## BEGIN Excerpted passage
But this is where my problems began. I didn't want to continue buying tons of books because I don't have the space for them yet. I need a house with a dedicated library or something. So until then, I've decided to use the local library. Of course, they are missing books in the series. They always do. I hate reading novels out of order, because the story line gets really jumbled. so I had to pause the Ephemera series and find something else. And the all-knowing Google has helped. I've found Gena Showalter and her Lords of the Underworld series. Immortal warriors, cursed to carry demons from Pandora's box. Plagued to fight internal battles, along with Hunters that want to kill them. And intermixed are beautiful love stories, overcoming all obstacles. I'm addicted.

But I knew that the Lords of the Underworld series would eventually end - and someone else was reading the same series I am, so we are switching out copies at the library in an effort to read them in order. While I'm waiting, I looked for another author. I found www.fictionvixen.com, which had a post about authors like Anne Bishop. That introduced me to the Tairen Soul series by C.L. Wilson. It's about a King finding his soul mate in a peasant girl, and their fight to save the world. I'm in love, and I haven't finished the first chapter. Thankfully the library had the entire series, so I checked them all out.
## END Excerpted passage
## BEGIN Entries shown
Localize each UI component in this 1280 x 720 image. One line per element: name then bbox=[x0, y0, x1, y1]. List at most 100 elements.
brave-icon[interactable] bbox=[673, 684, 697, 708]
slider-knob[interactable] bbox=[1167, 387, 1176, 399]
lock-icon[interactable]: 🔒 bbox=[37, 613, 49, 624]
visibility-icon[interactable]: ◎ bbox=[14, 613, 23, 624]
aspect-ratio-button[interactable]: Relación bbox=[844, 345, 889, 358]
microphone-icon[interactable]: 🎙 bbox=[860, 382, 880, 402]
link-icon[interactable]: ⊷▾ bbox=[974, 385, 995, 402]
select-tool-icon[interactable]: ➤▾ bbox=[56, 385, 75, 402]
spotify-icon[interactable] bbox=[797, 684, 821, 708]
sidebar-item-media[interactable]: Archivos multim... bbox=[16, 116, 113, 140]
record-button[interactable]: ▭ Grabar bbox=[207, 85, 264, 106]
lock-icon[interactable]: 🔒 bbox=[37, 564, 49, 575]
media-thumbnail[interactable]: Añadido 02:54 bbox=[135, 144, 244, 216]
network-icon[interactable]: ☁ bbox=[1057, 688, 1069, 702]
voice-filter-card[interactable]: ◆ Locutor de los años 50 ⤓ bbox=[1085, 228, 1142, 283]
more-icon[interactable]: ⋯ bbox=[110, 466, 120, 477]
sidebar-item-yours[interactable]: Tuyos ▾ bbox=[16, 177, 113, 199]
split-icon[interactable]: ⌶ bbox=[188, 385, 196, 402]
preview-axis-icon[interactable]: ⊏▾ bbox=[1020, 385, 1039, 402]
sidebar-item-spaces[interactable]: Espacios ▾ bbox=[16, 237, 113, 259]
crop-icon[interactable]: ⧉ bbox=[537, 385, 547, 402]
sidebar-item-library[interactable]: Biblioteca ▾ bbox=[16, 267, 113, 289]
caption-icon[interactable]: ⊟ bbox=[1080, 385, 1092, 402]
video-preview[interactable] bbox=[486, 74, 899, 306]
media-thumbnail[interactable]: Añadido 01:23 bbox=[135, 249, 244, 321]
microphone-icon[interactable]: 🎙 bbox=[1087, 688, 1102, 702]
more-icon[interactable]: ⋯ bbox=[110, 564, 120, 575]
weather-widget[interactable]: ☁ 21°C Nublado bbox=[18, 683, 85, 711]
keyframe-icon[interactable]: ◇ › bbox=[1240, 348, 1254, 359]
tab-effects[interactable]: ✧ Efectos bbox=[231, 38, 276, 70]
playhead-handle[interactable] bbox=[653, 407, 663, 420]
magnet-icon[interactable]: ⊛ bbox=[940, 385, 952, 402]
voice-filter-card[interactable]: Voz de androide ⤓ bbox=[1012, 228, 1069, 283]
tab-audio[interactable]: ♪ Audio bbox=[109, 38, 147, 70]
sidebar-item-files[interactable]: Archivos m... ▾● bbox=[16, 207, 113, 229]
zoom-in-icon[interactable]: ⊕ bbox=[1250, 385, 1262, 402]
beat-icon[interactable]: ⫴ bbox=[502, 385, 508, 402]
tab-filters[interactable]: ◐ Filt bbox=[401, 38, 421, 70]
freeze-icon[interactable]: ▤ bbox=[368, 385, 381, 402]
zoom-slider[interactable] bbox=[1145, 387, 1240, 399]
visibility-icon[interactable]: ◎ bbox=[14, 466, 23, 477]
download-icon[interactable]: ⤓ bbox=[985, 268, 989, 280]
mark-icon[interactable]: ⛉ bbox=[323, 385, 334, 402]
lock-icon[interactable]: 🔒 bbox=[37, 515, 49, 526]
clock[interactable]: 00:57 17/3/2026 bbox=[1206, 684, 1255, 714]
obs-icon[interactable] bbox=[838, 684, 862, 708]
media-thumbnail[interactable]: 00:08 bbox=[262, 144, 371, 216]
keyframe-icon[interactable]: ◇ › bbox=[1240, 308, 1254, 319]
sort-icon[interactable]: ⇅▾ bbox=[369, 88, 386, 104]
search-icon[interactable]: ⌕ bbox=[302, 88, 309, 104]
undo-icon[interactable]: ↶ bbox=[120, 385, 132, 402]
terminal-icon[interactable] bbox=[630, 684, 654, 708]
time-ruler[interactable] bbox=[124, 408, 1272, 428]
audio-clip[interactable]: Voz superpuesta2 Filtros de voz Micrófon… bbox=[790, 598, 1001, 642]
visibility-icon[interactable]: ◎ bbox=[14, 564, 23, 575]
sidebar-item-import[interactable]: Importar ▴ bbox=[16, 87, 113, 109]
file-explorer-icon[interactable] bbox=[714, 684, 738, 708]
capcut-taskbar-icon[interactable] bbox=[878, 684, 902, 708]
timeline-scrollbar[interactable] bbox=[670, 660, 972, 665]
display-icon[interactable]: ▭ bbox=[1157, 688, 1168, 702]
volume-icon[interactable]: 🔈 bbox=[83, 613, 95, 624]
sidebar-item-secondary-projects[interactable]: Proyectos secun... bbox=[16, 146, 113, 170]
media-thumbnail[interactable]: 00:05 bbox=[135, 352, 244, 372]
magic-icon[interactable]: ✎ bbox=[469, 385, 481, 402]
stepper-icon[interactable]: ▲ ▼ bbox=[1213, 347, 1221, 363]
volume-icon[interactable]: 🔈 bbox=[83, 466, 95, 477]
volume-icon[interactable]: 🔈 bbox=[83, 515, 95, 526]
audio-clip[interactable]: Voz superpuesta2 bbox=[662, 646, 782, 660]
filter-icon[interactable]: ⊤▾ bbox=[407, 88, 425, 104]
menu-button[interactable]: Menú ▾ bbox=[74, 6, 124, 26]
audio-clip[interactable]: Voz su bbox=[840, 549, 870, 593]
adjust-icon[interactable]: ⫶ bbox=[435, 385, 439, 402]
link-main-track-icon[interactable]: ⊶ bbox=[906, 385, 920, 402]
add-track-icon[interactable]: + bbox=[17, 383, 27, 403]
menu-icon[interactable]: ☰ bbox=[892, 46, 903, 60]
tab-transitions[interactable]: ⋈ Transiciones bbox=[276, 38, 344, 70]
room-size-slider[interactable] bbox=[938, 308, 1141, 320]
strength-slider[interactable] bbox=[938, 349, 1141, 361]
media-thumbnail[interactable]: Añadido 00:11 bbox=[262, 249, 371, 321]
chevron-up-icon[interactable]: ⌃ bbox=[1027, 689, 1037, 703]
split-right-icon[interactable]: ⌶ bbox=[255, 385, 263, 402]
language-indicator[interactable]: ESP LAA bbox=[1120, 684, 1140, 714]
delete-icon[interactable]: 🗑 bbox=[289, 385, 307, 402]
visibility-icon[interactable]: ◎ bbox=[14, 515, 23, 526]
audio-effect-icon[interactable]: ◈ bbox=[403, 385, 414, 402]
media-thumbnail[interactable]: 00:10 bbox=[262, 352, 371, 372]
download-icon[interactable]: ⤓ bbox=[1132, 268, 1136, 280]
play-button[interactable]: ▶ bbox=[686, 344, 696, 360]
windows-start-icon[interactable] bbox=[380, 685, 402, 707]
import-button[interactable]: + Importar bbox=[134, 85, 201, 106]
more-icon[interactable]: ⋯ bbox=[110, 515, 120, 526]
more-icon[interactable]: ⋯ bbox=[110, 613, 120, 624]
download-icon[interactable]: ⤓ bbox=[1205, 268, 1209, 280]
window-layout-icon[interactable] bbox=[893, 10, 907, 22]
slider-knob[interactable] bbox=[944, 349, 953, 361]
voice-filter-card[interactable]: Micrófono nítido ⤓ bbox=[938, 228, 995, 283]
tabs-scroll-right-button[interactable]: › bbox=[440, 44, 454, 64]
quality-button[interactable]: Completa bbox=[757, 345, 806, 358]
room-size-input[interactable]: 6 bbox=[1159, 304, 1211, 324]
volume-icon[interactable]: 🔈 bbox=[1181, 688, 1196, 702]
## END Entries shown
Stated exercise A
In the passage about reading book series, why did the writer have to pause the Ephemera series?
Stated exercise B
Write a continuation of the passage about reading book series, picking up after its final sentence.

Written reply A
The local library was missing books in the series, and the writer hates reading novels out of order.

Written reply B
I took my mom with me to the library one day, and she questioned my reading choices. "Since when do you read romance novels?" hahahah I thought it was funny, because I think the 'Romance' classification is a little off. That category makes me think of trashy books like 50 Shades of Grey, which I have no interest in reading. But then again, the love stories in these books are beautiful, and what woman wouldn't want to read them? I've always loved books because I have a vivid imagination. I can play the book as a movie in my head. I can feel the love, happiness, pain, despair, excitement when I'm reading. And as long as I can continue to find books, I'll keep reading them. And I'll ignore the classifications.

It's taking every ounce of willpower not to buy all of these books off eBay or find them on clearance at Half Price Books. So I'll continue with the library books for as long as I can. And FictionVixen will be one of my new favorite sites to look for more authors.

Wednesday, August 28, 2013

Goal 1 complete. Onto Goal 2.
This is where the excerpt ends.